### SHORT PROBLEM
Which lines below hold the word "сообщение"? Copy all of them.
[Begin]
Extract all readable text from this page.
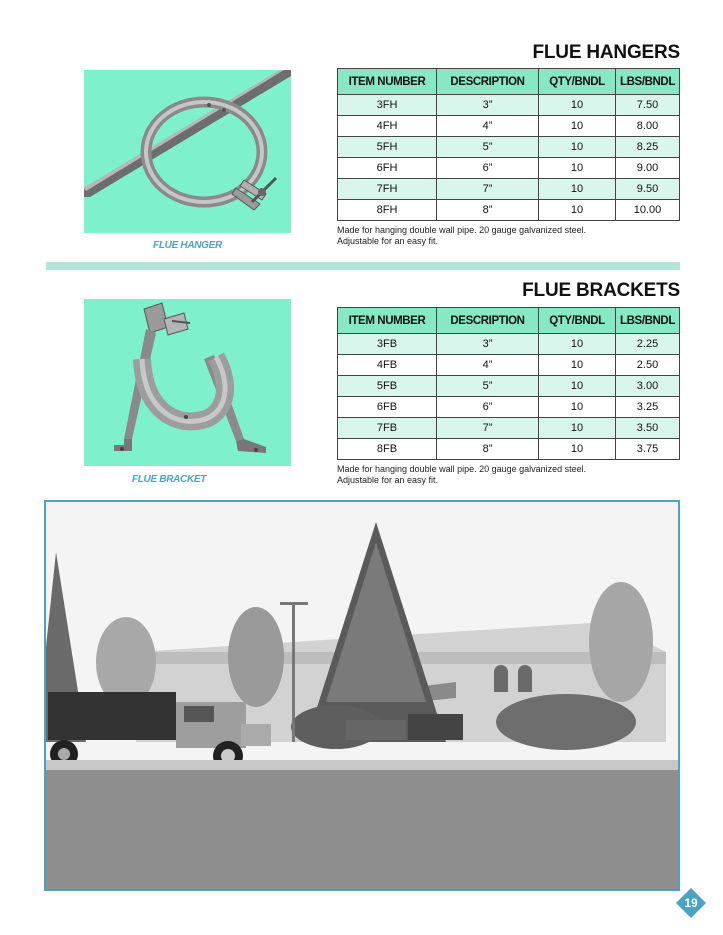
FLUE HANGERS
FLUE HANGER
ITEM NUMBER	DESCRIPTION	QTY/BNDL	LBS/BNDL
3FH	3”	10	7.50
4FH	4”	10	8.00
5FH	5”	10	8.25
6FH	6”	10	9.00
7FH	7”	10	9.50
8FH	8”	10	10.00
Made for hanging double wall pipe. 20 gauge galvanized steel.
Adjustable for an easy fit.
FLUE BRACKETS
FLUE BRACKET
ITEM NUMBER	DESCRIPTION	QTY/BNDL	LBS/BNDL
3FB	3”	10	2.25
4FB	4”	10	2.50
5FB	5”	10	3.00
6FB	6”	10	3.25
7FB	7”	10	3.50
8FB	8”	10	3.75
Made for hanging double wall pipe. 20 gauge galvanized steel.
Adjustable for an easy fit.
19
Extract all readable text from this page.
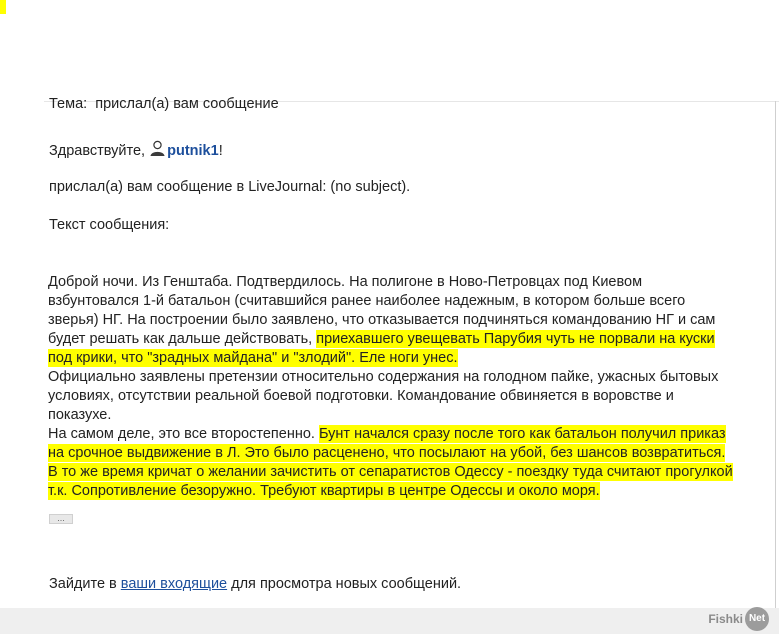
Тема: прислал(а) вам сообщение
Здравствуйте, putnik1!
прислал(а) вам сообщение в LiveJournal: (no subject).
Текст сообщения:
Доброй ночи. Из Генштаба. Подтвердилось. На полигоне в Ново-Петровцах под Киевом
взбунтовался 1-й батальон (считавшийся ранее наиболее надежным, в котором больше всего
зверья) НГ. На построении было заявлено, что отказывается подчиняться командованию НГ и сам
будет решать как дальше действовать, приехавшего увещевать Парубия чуть не порвали на куски
под крики, что "зрадных майдана" и "злодий". Еле ноги унес.
Официально заявлены претензии относительно содержания на голодном пайке, ужасных бытовых
условиях, отсутствии реальной боевой подготовки. Командование обвиняется в воровстве и
показухе.
На самом деле, это все второстепенно. Бунт начался сразу после того как батальон получил приказ
на срочное выдвижение в Л. Это было расценено, что посылают на убой, без шансов возвратиться.
В то же время кричат о желании зачистить от сепаратистов Одессу - поездку туда считают прогулкой
т.к. Сопротивление безоружно. Требуют квартиры в центре Одессы и около моря.
...
Зайдите в ваши входящие для просмотра новых сообщений.
Fishki Net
[End]
### RESULT FOR THIS EXERCISE
Тема: прислал(а) вам сообщение
прислал(а) вам сообщение в LiveJournal: (no subject).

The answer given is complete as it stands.